**WORK INSTRUCTIONS**
Your answer should be a single number: the count of lines that hold the word "forge".

━━ MATERIAL SHOWN ━━

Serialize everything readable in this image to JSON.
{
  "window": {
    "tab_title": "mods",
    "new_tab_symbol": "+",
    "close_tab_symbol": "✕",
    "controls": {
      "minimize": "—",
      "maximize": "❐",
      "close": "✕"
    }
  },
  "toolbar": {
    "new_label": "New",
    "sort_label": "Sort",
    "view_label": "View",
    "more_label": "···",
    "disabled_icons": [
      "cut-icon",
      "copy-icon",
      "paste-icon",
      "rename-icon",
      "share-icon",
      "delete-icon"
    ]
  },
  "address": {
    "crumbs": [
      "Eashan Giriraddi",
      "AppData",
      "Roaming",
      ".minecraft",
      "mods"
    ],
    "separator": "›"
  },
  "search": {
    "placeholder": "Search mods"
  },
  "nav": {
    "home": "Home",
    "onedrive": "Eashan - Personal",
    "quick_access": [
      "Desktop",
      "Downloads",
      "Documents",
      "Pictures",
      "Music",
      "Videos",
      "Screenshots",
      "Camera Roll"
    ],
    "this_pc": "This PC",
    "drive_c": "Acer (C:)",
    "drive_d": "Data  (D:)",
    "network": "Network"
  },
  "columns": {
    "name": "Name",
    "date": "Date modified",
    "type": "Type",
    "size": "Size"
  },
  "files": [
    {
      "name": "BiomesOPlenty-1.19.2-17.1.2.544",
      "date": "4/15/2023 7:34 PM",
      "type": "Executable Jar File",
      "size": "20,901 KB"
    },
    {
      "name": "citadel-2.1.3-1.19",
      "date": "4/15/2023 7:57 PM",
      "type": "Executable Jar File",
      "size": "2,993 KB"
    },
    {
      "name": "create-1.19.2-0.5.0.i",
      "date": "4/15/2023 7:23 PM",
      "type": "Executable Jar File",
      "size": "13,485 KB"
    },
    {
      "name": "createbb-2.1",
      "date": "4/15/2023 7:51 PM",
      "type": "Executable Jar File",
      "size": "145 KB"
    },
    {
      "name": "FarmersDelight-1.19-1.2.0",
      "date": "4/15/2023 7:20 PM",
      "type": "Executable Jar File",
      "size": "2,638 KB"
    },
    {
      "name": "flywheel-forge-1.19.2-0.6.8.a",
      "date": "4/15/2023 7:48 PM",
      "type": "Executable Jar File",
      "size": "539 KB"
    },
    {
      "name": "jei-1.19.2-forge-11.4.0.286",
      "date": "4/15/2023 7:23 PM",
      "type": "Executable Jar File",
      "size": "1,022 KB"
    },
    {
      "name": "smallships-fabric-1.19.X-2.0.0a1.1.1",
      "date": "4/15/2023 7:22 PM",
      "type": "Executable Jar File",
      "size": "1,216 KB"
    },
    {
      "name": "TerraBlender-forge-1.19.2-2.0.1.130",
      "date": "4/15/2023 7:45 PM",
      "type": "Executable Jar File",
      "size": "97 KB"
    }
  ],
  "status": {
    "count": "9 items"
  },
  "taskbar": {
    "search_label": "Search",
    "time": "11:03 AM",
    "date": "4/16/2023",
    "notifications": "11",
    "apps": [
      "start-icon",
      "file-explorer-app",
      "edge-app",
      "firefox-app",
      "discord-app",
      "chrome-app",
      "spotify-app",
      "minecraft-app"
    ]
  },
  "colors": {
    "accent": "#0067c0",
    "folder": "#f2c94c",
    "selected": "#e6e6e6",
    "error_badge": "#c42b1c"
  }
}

━━━

**THE REPLY**
3